- [Request]: Go through the entries below and pick out every line with "value".

- [Excerpted data]:
## Start
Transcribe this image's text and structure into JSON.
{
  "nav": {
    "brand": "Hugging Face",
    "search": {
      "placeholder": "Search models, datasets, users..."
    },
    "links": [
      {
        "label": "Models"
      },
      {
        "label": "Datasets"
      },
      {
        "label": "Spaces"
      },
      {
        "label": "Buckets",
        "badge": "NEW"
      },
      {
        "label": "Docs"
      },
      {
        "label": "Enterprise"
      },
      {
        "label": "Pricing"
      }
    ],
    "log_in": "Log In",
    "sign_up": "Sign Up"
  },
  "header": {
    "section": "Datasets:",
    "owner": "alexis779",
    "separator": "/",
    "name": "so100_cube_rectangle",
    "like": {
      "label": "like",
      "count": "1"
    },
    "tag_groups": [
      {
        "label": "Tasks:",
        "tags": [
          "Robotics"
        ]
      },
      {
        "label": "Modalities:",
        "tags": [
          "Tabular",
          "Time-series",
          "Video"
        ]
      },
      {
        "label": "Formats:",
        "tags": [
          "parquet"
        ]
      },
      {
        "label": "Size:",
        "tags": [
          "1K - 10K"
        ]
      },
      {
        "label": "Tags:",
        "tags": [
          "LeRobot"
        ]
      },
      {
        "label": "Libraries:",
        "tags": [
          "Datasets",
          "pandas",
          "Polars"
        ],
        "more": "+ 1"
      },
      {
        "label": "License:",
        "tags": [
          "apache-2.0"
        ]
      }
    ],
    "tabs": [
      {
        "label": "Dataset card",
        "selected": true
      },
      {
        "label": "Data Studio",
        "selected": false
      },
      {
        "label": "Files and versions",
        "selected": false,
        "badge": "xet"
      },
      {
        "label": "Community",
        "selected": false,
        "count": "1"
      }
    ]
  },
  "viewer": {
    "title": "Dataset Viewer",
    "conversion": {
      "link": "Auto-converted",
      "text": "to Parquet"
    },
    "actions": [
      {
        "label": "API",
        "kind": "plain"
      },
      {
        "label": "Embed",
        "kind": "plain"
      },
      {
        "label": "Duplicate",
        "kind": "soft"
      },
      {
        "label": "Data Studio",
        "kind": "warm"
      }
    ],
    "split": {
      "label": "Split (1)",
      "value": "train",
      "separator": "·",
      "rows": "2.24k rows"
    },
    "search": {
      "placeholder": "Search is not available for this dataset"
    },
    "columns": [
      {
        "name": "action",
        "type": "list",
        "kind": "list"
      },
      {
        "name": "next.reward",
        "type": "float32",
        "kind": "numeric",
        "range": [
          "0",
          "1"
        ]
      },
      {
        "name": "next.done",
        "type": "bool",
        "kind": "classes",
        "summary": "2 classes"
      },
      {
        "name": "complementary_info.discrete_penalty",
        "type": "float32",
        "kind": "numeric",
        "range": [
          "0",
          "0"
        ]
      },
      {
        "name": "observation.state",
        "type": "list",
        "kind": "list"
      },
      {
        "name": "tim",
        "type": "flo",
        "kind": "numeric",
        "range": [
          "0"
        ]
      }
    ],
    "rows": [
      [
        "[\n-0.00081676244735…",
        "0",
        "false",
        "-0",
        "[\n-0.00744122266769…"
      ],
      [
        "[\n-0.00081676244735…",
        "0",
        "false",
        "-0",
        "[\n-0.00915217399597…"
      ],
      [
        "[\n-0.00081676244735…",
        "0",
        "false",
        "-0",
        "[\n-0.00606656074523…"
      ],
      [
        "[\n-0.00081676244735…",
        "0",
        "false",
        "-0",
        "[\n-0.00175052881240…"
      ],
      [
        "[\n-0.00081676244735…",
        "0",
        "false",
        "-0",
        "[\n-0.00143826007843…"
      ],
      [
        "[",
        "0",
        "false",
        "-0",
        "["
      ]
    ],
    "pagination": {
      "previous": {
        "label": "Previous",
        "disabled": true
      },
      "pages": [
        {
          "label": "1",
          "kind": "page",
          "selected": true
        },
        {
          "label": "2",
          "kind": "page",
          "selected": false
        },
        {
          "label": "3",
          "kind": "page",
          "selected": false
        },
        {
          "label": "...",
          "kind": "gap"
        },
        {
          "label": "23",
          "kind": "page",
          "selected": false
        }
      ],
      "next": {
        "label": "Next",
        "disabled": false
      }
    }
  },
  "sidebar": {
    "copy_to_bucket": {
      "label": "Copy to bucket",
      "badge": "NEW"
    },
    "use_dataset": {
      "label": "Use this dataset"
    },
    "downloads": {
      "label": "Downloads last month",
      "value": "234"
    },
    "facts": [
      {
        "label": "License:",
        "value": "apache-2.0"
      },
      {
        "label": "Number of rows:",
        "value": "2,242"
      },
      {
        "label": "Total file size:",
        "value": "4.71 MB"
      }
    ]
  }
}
## End
- [Output of the exercise]:
      "value": "train",
      "value": "234"
        "value": "apache-2.0"
        "value": "2,242"
        "value": "4.71 MB"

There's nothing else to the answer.